Extracted data entries
[START]

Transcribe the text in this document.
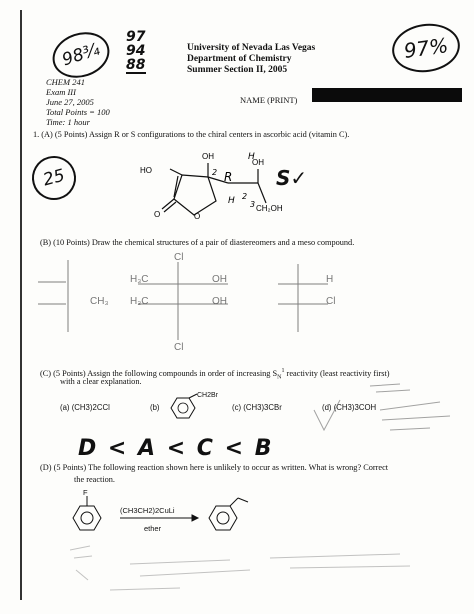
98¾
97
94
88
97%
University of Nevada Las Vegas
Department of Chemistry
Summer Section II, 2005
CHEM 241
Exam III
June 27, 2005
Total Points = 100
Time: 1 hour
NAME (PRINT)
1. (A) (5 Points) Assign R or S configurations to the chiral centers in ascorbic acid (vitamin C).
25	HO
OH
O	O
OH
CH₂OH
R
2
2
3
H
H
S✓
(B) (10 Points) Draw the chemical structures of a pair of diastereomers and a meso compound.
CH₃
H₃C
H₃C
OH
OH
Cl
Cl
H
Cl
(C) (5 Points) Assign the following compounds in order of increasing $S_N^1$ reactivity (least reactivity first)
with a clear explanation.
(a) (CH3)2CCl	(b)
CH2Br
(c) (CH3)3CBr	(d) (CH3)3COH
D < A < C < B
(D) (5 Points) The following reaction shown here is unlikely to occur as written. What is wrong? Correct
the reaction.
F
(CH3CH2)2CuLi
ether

[END]

Only lines with "Assign" are wanted here; list each of them.

1. (A) (5 Points) Assign R or S configurations to the chiral centers in ascorbic acid (vitamin C).
(C) (5 Points) Assign the following compounds in order of increasing $S_N^1$ reactivity (least reactivity first)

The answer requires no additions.